-- Start Dataset excerpts --

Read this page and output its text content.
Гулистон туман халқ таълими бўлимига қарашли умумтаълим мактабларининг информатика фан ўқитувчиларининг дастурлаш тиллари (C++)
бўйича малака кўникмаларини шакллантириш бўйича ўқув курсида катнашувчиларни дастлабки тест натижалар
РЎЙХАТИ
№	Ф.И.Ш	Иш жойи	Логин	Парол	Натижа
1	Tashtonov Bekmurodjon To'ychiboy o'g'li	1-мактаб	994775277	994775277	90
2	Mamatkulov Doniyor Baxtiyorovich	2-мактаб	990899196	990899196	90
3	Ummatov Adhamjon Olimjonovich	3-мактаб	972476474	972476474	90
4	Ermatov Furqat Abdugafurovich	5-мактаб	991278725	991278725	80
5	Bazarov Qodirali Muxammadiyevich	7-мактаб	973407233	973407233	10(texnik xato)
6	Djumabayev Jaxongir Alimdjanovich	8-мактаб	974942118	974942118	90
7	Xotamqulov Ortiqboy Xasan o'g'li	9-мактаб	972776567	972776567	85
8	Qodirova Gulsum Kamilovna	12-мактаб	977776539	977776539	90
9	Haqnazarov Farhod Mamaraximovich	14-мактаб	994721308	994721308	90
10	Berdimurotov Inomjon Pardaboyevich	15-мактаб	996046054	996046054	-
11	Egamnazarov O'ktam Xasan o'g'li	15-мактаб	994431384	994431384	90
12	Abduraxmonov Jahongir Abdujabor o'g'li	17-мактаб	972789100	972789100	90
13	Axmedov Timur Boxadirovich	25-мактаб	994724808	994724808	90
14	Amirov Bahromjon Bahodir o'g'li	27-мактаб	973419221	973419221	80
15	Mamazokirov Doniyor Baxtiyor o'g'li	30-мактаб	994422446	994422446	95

-- End Dataset excerpts --
-- Start Dataset excerpts --

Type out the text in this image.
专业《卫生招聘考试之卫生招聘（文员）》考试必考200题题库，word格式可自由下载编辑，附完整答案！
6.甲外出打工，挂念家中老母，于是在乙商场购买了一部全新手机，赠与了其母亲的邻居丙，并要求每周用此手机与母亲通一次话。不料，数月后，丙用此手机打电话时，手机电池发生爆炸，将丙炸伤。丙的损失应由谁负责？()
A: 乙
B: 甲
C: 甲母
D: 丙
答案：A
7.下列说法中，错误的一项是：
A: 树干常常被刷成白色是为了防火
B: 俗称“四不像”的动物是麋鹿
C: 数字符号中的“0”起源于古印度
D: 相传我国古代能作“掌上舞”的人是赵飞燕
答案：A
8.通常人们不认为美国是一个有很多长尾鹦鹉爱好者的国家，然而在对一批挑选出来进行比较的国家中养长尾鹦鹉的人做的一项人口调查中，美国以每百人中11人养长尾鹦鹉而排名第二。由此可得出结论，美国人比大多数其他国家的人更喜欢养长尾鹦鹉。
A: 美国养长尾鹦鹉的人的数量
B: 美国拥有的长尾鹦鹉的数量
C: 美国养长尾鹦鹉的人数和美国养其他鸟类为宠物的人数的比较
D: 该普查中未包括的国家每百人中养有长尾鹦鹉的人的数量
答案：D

-- End Dataset excerpts --

# Work required:
Give the number of lines above that hold the word "Doniyor", and nothing more.

# Task output:
2